Start

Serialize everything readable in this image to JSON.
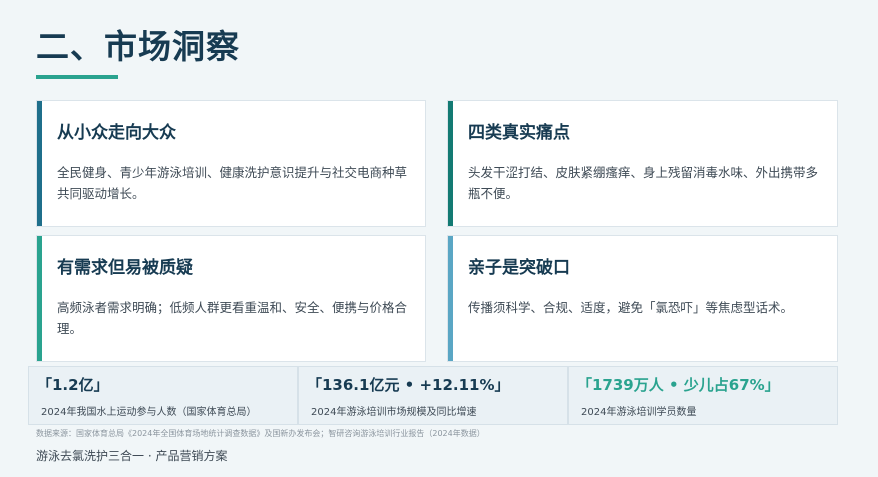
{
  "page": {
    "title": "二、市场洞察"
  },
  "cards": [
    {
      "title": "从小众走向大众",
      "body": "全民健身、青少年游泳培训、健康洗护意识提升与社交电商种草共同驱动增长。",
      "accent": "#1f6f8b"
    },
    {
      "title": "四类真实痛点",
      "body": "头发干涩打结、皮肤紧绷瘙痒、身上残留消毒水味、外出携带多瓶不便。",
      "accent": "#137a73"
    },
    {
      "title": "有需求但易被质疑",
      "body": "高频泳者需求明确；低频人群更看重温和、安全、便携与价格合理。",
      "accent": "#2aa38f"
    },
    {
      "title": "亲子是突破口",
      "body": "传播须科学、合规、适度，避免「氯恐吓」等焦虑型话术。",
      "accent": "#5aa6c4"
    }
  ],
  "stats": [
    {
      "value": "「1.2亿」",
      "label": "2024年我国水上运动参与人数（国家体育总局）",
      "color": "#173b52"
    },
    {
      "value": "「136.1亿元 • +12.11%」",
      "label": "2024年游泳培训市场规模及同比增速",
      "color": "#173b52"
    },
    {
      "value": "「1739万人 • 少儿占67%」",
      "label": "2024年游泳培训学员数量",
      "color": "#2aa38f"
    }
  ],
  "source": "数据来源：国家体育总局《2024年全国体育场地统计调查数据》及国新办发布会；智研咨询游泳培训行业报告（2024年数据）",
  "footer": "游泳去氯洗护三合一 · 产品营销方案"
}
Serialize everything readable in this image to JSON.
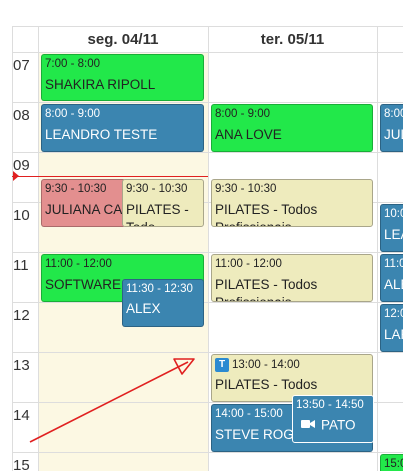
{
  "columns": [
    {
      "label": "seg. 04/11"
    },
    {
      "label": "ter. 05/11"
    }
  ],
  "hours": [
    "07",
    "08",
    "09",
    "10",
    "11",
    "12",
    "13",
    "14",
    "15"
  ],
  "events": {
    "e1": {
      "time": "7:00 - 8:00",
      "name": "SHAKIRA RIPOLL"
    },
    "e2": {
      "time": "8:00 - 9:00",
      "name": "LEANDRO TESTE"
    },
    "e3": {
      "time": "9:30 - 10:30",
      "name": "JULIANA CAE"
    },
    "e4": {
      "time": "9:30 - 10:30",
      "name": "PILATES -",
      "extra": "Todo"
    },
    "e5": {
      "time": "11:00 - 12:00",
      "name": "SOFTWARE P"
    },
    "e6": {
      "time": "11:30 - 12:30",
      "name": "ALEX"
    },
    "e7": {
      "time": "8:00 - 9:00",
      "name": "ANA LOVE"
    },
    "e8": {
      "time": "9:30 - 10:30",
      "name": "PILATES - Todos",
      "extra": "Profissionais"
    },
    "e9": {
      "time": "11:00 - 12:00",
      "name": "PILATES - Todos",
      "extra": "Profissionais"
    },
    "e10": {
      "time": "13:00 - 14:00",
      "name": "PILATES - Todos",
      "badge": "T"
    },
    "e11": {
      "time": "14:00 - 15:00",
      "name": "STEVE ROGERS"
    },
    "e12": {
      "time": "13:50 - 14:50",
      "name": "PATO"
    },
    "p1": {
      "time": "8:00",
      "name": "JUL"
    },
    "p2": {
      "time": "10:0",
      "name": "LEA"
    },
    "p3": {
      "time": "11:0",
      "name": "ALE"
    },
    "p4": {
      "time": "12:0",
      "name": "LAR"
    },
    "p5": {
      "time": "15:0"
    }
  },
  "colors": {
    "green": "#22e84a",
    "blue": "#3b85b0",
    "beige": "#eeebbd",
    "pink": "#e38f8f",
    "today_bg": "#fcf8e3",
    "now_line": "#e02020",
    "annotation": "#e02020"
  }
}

End

TASK INSTRUCTIONS:
In the entries above, count each line with "title"; reply with the total only.

TASK RESULT:
5